Set exercise: Count every line that includes the string "subject" in the entries that follow. Nothing besides the number is needed.
— Start of Input data —
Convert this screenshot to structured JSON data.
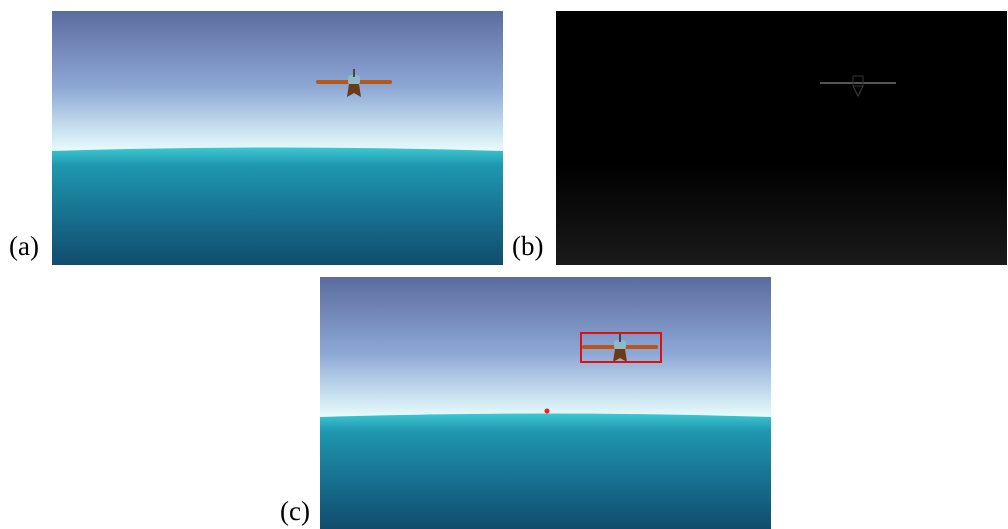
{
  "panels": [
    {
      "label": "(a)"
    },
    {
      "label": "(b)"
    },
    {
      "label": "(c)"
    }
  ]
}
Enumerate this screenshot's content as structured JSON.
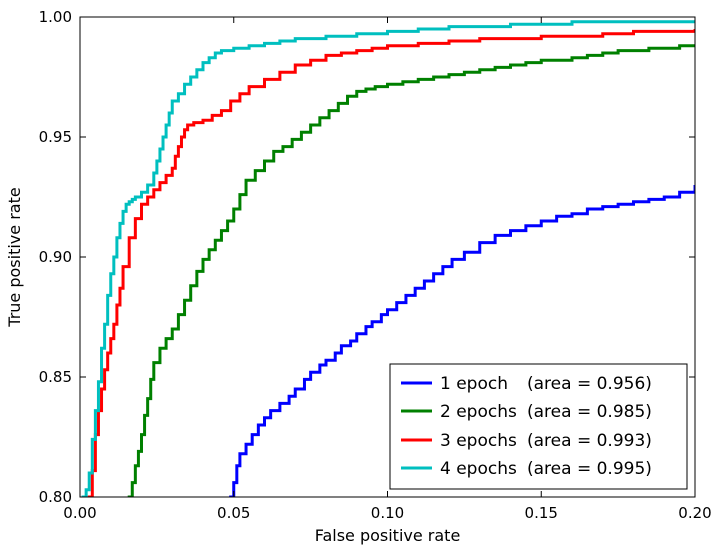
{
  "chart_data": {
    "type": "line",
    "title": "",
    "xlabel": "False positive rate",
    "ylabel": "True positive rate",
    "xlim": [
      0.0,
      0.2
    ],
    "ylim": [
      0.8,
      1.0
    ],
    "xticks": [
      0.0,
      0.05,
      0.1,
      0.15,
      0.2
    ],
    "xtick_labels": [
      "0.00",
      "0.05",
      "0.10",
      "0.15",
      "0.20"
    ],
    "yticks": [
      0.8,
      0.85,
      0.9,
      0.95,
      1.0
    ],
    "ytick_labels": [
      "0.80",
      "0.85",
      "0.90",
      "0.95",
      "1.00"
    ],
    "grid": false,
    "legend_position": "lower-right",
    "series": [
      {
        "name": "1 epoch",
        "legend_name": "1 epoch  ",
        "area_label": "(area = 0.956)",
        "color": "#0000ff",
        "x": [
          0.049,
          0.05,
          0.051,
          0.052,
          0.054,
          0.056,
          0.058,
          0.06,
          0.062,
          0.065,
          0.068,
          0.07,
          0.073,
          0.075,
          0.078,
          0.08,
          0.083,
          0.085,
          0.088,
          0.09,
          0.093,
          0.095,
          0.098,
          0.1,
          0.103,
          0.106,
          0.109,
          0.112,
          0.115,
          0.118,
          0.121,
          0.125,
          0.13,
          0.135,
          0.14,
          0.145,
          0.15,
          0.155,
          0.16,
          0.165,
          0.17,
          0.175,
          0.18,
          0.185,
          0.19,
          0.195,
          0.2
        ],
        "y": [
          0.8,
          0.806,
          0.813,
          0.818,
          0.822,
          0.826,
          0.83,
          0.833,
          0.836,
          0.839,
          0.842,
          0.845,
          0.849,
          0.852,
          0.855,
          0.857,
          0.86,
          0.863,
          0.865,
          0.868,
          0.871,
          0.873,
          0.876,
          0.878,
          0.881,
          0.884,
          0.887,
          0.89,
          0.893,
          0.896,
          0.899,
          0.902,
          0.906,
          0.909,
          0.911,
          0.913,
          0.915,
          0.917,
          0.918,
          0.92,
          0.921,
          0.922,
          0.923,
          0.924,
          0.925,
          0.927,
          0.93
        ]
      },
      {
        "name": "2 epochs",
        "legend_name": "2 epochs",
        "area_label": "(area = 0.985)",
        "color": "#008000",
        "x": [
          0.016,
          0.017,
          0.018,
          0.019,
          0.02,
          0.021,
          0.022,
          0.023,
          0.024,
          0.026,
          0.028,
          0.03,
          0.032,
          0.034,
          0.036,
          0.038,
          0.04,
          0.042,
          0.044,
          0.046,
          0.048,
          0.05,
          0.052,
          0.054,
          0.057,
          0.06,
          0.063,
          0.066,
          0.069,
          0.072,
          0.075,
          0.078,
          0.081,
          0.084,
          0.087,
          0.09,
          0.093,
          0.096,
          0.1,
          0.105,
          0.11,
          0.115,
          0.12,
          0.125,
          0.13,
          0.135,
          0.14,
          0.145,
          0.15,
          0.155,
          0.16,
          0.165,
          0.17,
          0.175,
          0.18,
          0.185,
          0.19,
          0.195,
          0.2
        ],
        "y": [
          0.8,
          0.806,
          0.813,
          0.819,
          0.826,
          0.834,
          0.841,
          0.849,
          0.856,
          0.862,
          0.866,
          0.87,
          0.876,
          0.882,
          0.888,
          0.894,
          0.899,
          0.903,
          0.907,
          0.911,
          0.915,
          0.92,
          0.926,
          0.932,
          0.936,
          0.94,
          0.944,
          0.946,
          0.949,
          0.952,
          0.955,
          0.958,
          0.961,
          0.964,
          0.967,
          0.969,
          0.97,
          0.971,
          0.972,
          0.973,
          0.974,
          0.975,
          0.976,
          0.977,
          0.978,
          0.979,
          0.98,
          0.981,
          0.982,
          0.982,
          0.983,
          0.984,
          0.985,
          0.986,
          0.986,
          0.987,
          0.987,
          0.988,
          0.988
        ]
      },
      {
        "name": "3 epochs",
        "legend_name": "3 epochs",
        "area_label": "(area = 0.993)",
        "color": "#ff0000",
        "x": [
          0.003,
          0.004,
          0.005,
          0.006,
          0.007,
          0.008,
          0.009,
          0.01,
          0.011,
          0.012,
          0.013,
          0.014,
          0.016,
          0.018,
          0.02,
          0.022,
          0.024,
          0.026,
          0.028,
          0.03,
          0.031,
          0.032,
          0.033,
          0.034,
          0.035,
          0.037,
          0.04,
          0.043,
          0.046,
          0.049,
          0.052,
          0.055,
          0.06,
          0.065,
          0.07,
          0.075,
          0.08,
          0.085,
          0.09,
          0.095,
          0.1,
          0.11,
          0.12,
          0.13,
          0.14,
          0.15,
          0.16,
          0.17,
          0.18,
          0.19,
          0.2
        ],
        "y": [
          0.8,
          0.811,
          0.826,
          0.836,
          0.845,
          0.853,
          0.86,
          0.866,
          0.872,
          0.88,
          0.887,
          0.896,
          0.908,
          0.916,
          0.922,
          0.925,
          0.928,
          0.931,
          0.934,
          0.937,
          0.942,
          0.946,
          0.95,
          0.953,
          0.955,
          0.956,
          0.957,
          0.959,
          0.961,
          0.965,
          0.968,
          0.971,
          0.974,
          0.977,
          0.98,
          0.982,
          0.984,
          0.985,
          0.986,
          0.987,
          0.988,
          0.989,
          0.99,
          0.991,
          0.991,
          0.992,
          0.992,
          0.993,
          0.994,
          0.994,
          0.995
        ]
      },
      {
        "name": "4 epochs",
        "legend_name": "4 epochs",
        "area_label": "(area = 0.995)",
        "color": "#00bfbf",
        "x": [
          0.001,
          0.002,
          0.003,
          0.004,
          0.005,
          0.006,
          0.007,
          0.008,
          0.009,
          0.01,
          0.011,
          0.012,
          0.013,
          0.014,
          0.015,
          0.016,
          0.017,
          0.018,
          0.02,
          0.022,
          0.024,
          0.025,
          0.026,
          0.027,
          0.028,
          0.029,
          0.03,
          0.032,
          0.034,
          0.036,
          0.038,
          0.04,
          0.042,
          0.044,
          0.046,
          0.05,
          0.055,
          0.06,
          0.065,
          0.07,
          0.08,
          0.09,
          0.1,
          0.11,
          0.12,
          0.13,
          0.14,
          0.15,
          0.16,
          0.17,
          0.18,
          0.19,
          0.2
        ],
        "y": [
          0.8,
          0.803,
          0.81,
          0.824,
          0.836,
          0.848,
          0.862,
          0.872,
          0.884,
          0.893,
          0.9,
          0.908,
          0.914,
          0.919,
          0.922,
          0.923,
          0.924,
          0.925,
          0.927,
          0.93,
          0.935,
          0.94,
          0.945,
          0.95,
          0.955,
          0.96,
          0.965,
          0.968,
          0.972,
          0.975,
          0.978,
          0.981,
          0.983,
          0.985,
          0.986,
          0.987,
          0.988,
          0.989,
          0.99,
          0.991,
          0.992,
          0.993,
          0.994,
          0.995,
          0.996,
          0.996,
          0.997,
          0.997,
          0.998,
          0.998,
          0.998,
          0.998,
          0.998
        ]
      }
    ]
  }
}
— End of Input data —
— Start of Input data —
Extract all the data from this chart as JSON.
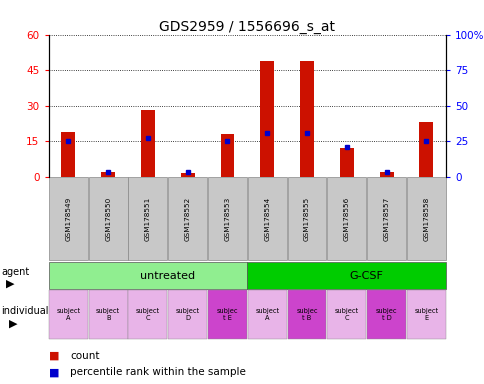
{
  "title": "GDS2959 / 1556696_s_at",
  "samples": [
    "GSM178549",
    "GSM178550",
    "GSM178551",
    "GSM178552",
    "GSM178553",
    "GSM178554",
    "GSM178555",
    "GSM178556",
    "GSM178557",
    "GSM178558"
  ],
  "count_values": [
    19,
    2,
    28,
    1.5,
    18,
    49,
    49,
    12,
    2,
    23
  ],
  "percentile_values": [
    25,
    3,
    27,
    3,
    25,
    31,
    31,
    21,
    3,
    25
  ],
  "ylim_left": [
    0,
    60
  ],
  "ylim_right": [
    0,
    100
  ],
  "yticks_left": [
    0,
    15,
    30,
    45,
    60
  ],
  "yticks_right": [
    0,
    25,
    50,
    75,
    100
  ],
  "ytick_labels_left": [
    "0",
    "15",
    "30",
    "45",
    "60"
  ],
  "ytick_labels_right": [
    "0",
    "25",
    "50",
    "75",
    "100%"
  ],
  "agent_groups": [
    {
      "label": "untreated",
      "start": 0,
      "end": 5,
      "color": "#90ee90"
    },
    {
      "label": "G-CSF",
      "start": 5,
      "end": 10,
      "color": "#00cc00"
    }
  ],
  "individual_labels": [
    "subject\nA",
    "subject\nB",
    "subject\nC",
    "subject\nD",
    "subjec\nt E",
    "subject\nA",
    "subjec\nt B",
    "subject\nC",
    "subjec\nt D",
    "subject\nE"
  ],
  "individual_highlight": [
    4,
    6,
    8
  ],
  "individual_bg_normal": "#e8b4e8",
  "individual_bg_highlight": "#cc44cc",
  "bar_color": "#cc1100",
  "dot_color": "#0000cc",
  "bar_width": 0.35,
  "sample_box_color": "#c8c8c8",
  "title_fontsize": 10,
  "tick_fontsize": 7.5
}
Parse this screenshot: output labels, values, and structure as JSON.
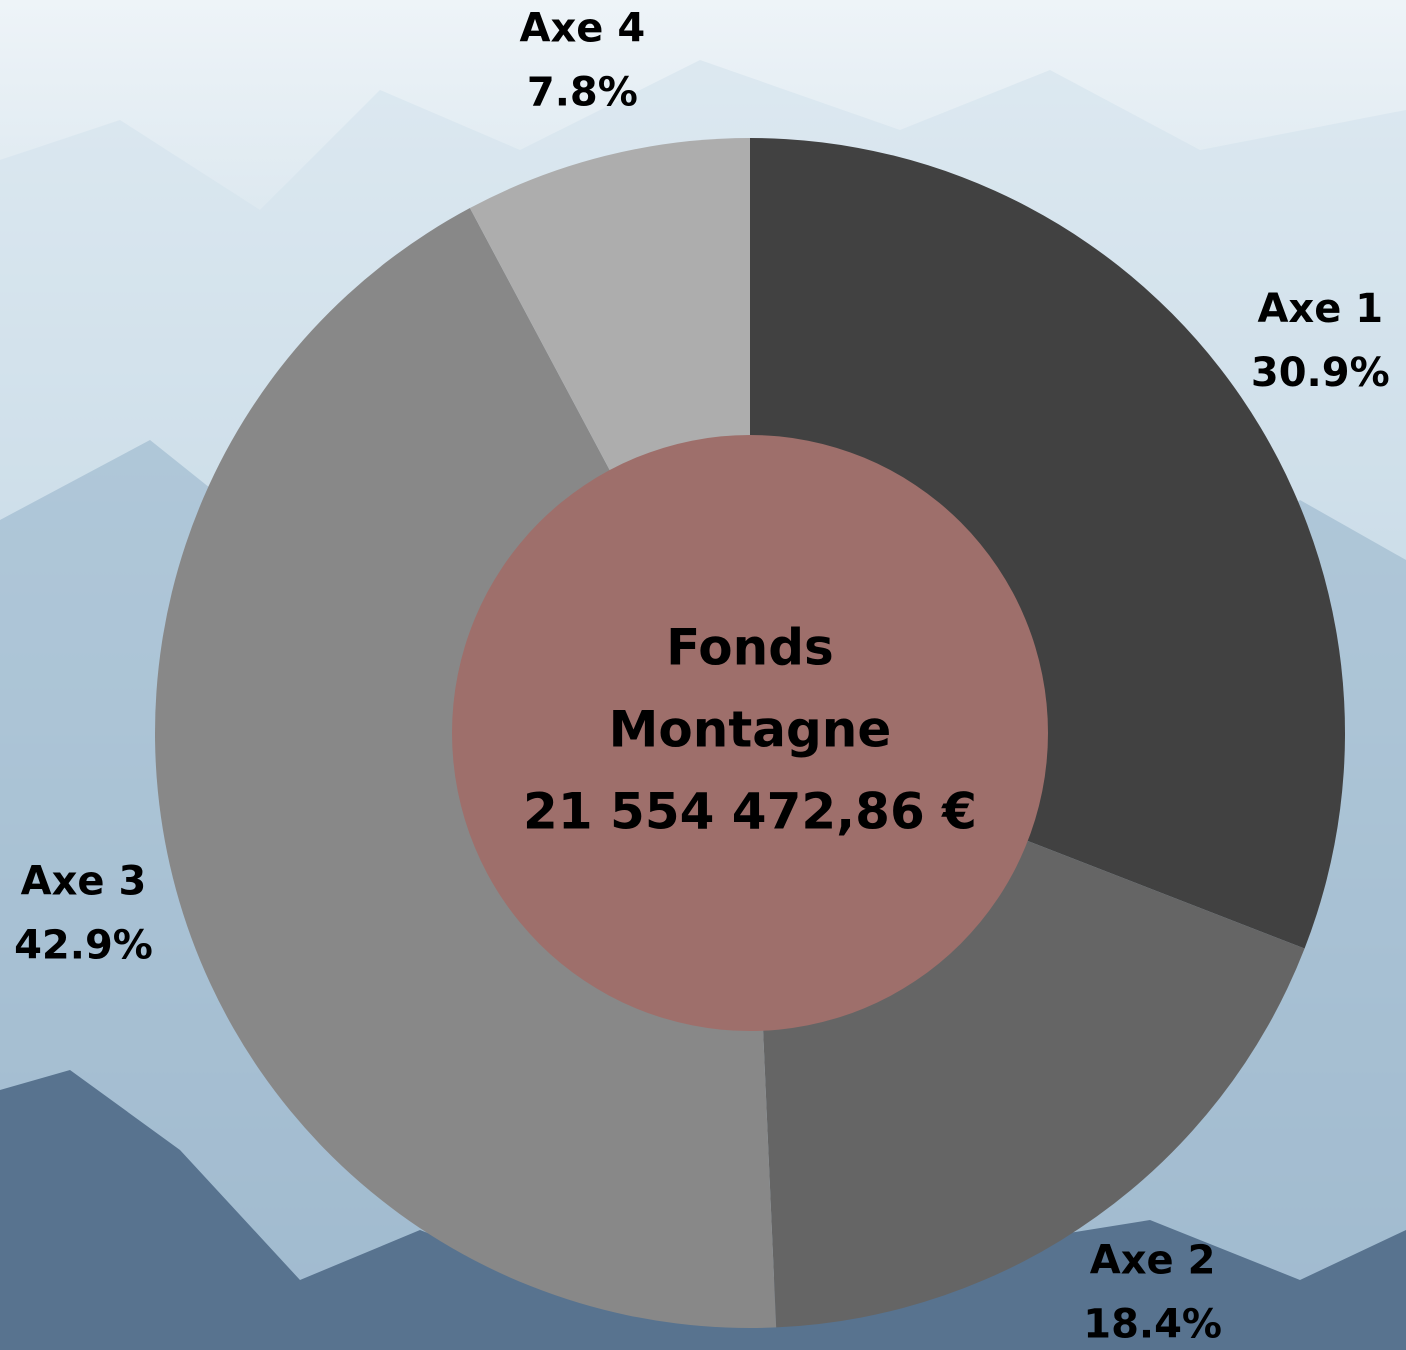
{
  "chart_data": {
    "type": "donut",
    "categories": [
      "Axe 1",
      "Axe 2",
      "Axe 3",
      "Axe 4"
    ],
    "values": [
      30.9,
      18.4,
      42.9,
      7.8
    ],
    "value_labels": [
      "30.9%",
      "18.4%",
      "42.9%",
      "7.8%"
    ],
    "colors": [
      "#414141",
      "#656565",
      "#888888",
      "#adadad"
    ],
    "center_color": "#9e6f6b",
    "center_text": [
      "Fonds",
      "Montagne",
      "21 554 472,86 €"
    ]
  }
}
— End of Input data —
Task output: 7